[Stored data entries]
────────────────────────────────────────

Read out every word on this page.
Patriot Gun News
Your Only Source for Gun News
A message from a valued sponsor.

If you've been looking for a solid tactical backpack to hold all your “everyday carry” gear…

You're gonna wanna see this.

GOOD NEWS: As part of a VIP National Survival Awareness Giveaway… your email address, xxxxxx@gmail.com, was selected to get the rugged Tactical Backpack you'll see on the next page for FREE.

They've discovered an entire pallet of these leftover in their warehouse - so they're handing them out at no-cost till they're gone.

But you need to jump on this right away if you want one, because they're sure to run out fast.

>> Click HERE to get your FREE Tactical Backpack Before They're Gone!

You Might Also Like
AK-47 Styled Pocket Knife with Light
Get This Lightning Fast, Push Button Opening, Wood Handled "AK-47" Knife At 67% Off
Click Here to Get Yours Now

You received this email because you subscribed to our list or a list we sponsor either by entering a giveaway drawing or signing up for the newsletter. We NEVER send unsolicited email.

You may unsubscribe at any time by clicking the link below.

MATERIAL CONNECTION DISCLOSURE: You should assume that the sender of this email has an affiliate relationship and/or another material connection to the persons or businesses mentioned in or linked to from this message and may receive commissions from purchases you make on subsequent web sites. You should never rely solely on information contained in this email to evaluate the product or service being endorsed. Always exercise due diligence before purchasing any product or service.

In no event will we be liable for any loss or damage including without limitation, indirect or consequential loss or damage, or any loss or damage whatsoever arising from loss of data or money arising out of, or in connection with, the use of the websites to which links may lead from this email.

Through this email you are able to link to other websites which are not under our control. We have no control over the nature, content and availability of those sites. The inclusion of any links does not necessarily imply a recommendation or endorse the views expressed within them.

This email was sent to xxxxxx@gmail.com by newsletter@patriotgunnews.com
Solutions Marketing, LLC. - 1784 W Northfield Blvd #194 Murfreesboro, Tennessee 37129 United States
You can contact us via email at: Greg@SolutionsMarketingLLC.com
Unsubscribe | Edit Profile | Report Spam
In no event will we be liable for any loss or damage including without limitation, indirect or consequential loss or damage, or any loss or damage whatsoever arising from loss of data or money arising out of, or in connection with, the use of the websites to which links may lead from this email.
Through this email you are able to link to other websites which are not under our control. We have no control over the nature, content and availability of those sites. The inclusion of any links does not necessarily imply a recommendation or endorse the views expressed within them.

────────────────────────────────────────

Output the entries exactly.

Read out every word on this page.
Patriot Gun News
Your Only Source for Gun News
A message from a valued sponsor.

If you've been looking for a solid tactical backpack to hold all your “everyday carry” gear…

You're gonna wanna see this.

GOOD NEWS: As part of a VIP National Survival Awareness Giveaway… your email address, xxxxxx@gmail.com, was selected to get the rugged Tactical Backpack you'll see on the next page for FREE.

They've discovered an entire pallet of these leftover in their warehouse - so they're handing them out at no-cost till they're gone.

But you need to jump on this right away if you want one, because they're sure to run out fast.

>> Click HERE to get your FREE Tactical Backpack Before They're Gone!

You Might Also Like
AK-47 Styled Pocket Knife with Light
Get This Lightning Fast, Push Button Opening, Wood Handled "AK-47" Knife At 67% Off
Click Here to Get Yours Now

You received this email because you subscribed to our list or a list we sponsor either by entering a giveaway drawing or signing up for the newsletter. We NEVER send unsolicited email.

You may unsubscribe at any time by clicking the link below.

MATERIAL CONNECTION DISCLOSURE: You should assume that the sender of this email has an affiliate relationship and/or another material connection to the persons or businesses mentioned in or linked to from this message and may receive commissions from purchases you make on subsequent web sites. You should never rely solely on information contained in this email to evaluate the product or service being endorsed. Always exercise due diligence before purchasing any product or service.

In no event will we be liable for any loss or damage including without limitation, indirect or consequential loss or damage, or any loss or damage whatsoever arising from loss of data or money arising out of, or in connection with, the use of the websites to which links may lead from this email.

Through this email you are able to link to other websites which are not under our control. We have no control over the nature, content and availability of those sites. The inclusion of any links does not necessarily imply a recommendation or endorse the views expressed within them.

This email was sent to xxxxxx@gmail.com by newsletter@patriotgunnews.com
Solutions Marketing, LLC. - 1784 W Northfield Blvd #194 Murfreesboro, Tennessee 37129 United States
You can contact us via email at: Greg@SolutionsMarketingLLC.com
Unsubscribe | Edit Profile | Report Spam
In no event will we be liable for any loss or damage including without limitation, indirect or consequential loss or damage, or any loss or damage whatsoever arising from loss of data or money arising out of, or in connection with, the use of the websites to which links may lead from this email.
Through this email you are able to link to other websites which are not under our control. We have no control over the nature, content and availability of those sites. The inclusion of any links does not necessarily imply a recommendation or endorse the views expressed within them.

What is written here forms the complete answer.